### Short problem 1
From the blog post below about Clinton and the Democratic nomination, return the passage between "MSNBC – Clinton" and "nomination for President.", inclusive, copied word for word.
### Short problem 2
Resume the blog post below about Clinton, Obama and the early nomination race, continuing from its final sentence.

### Extract to read
MSNBC – Clinton in command for nomination, Obama becoming irrelevant — UGH!

What in the !?@# is this? From MSNBC’s First Read blog

Some bullet points from LCG’s report:
— Hillary Clinton has taken command of the Democratic nomination for President.
–The Obama campaign is becoming less and less relevant with each passing day.

Bullshit. Sorry for the crassness, but it’s the only word in the english language I can think of that describes this passage accurately.

It doesn’t even matter if LCG is eventually proven correct or incorrect. And it doesn’t even matter that there have been many instances (Howard Dean in 2004) where an early lead has completely dissipated when the actual votes were cast. And it doesn’t even matter that the early primaries in Iowa and New Hampshire will rearrange much of the national polling once they have taken place. What I think matters is that not even ONE VOTE has been cast yet! This is an especially egregious case, considering Obama has an edge over Clinton in the all-important fundraising race, and is at the very least competitive in polling.

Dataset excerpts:
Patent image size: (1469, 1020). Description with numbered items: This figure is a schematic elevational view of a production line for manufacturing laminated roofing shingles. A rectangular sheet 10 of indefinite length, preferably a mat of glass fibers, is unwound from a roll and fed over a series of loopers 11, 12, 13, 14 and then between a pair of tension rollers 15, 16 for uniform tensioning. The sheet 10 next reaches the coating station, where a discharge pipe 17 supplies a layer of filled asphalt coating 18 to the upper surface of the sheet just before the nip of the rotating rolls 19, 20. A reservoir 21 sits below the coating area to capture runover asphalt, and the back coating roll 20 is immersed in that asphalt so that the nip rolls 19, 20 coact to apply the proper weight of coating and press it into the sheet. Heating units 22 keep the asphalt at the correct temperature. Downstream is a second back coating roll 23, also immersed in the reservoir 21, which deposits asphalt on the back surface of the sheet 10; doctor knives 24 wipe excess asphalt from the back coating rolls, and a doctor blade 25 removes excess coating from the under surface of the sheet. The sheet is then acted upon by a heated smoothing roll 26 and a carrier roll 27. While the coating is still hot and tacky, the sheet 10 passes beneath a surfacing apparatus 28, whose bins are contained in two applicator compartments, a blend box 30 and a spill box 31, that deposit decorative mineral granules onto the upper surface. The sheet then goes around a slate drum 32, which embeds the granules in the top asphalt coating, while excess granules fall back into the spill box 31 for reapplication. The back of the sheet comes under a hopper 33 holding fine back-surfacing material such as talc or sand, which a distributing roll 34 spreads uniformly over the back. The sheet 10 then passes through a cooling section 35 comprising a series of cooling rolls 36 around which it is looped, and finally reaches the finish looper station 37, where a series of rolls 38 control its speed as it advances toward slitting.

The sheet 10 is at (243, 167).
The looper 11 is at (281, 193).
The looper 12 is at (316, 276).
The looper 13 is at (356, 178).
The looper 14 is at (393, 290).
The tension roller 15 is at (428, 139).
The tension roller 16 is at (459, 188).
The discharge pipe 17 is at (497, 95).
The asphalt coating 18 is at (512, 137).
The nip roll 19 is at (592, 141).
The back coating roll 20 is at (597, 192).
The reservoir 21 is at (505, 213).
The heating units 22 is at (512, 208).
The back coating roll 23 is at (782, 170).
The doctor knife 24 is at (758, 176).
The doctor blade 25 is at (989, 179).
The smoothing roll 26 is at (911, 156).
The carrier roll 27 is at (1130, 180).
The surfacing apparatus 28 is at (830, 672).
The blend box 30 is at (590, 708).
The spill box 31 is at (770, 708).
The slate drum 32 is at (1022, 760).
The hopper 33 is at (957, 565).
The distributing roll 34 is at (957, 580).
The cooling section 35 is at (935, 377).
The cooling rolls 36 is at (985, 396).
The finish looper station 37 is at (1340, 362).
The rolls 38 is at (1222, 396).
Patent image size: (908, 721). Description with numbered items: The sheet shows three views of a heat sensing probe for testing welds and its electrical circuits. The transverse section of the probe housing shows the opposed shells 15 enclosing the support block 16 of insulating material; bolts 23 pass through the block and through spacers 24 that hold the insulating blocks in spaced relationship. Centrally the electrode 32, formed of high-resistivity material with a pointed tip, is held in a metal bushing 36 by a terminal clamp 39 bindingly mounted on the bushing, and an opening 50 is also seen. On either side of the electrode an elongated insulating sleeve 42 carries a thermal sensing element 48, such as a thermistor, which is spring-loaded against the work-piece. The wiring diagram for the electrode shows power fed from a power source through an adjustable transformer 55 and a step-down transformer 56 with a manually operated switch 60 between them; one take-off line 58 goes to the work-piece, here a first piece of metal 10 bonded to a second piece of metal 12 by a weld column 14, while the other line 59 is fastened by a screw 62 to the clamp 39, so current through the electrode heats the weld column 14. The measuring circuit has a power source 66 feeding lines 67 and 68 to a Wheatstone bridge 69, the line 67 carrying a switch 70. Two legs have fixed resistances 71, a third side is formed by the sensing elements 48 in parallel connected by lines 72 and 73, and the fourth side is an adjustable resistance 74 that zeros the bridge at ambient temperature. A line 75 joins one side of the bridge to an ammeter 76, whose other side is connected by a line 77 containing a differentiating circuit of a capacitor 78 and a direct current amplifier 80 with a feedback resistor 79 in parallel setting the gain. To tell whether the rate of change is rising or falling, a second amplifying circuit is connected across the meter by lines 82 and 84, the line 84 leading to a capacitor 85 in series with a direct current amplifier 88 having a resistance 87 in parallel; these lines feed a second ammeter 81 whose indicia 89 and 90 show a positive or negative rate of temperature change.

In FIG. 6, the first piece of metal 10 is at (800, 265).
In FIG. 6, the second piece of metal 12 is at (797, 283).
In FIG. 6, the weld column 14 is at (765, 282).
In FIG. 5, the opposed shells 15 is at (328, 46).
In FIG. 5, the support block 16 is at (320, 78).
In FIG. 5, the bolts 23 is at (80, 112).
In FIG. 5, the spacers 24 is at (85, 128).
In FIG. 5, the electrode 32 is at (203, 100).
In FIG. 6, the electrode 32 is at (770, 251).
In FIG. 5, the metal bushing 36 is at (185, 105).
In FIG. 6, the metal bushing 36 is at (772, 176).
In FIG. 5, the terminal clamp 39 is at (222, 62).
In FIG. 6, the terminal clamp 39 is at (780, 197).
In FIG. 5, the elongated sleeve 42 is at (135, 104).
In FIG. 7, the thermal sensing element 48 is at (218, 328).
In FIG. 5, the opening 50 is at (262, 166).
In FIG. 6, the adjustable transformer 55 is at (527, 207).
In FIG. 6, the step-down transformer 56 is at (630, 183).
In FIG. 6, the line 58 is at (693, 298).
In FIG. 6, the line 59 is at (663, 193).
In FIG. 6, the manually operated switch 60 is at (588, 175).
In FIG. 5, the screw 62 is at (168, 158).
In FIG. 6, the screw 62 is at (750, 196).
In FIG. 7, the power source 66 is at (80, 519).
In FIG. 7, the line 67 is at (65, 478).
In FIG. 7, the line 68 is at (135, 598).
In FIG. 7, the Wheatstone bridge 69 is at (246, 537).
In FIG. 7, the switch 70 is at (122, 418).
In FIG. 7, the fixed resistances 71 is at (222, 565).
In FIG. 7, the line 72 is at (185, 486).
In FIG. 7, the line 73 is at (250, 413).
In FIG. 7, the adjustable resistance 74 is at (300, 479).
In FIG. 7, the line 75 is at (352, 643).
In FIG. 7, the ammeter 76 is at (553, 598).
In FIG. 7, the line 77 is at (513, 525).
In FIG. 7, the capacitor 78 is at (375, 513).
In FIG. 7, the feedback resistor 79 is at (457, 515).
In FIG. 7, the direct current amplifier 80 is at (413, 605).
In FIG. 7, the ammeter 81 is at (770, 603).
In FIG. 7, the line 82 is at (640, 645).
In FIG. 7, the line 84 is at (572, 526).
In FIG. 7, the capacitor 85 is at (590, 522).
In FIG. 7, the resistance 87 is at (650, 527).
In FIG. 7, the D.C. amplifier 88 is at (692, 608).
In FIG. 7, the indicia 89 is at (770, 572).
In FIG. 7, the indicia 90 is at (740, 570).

### Exercise output 1
MSNBC – Clinton in command for nomination, Obama becoming irrelevant — UGH!

What in the !?@# is this? From MSNBC’s First Read blog

Some bullet points from LCG’s report:
— Hillary Clinton has taken command of the Democratic nomination for President.

### Exercise output 2
Stop it, MSNBC. Stop trying to call the primary race 3+ months before the American citizens get their chance. Stop dampening the enthusiam candidates such as Ron Paul and Dennis Kucinich generate by telling America they have ‘no chance’. Stop killing the interest many Americans gain in these candidates and the budding interest they gain in the political process for the sake of ratings, or hits, or whatever. For gosh sakes, why not let the VOTERS tell you who is and is not relevant, instead of the other way around?

I wish they’d start telling us what we ARE thinking, not what we SHOULD be thinking.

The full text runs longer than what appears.